MATERIAL

⁂

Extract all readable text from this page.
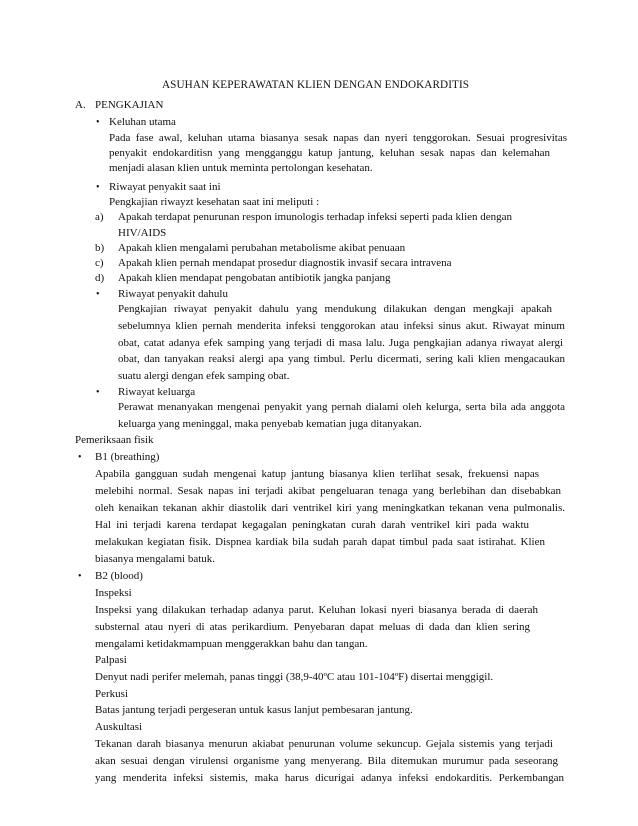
ASUHAN KEPERAWATAN KLIEN DENGAN ENDOKARDITIS
A. PENGKAJIAN
• Keluhan utama
Pada fase awal, keluhan utama biasanya sesak napas dan nyeri tenggorokan. Sesuai progresivitas
penyakit endokarditisn yang mengganggu katup jantung, keluhan sesak napas dan kelemahan
menjadi alasan klien untuk meminta pertolongan kesehatan.
• Riwayat penyakit saat ini
Pengkajian riwayzt kesehatan saat ini meliputi :
a) Apakah terdapat penurunan respon imunologis terhadap infeksi seperti pada klien dengan
HIV/AIDS
b) Apakah klien mengalami perubahan metabolisme akibat penuaan
c) Apakah klien pernah mendapat prosedur diagnostik invasif secara intravena
d) Apakah klien mendapat pengobatan antibiotik jangka panjang
• Riwayat penyakit dahulu
Pengkajian riwayat penyakit dahulu yang mendukung dilakukan dengan mengkaji apakah
sebelumnya klien pernah menderita infeksi tenggorokan atau infeksi sinus akut. Riwayat minum
obat, catat adanya efek samping yang terjadi di masa lalu. Juga pengkajian adanya riwayat alergi
obat, dan tanyakan reaksi alergi apa yang timbul. Perlu dicermati, sering kali klien mengacaukan
suatu alergi dengan efek samping obat.
• Riwayat keluarga
Perawat menanyakan mengenai penyakit yang pernah dialami oleh kelurga, serta bila ada anggota
keluarga yang meninggal, maka penyebab kematian juga ditanyakan.
Pemeriksaan fisik
• B1 (breathing)
Apabila gangguan sudah mengenai katup jantung biasanya klien terlihat sesak, frekuensi napas
melebihi normal. Sesak napas ini terjadi akibat pengeluaran tenaga yang berlebihan dan disebabkan
oleh kenaikan tekanan akhir diastolik dari ventrikel kiri yang meningkatkan tekanan vena pulmonalis.
Hal ini terjadi karena terdapat kegagalan peningkatan curah darah ventrikel kiri pada waktu
melakukan kegiatan fisik. Dispnea kardiak bila sudah parah dapat timbul pada saat istirahat. Klien
biasanya mengalami batuk.
• B2 (blood)
Inspeksi
Inspeksi yang dilakukan terhadap adanya parut. Keluhan lokasi nyeri biasanya berada di daerah
substernal atau nyeri di atas perikardium. Penyebaran dapat meluas di dada dan klien sering
mengalami ketidakmampuan menggerakkan bahu dan tangan.
Palpasi
Denyut nadi perifer melemah, panas tinggi (38,9-40ºC atau 101-104ºF) disertai menggigil.
Perkusi
Batas jantung terjadi pergeseran untuk kasus lanjut pembesaran jantung.
Auskultasi
Tekanan darah biasanya menurun akiabat penurunan volume sekuncup. Gejala sistemis yang terjadi
akan sesuai dengan virulensi organisme yang menyerang. Bila ditemukan murumur pada seseorang
yang menderita infeksi sistemis, maka harus dicurigai adanya infeksi endokarditis. Perkembangan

⁂

GIVEN PROBLEM
Using the listing above, locate the lines that hold "menderita" and copy each one.

THE RESULT
sebelumnya klien pernah menderita infeksi tenggorokan atau infeksi sinus akut. Riwayat minum
yang menderita infeksi sistemis, maka harus dicurigai adanya infeksi endokarditis. Perkembangan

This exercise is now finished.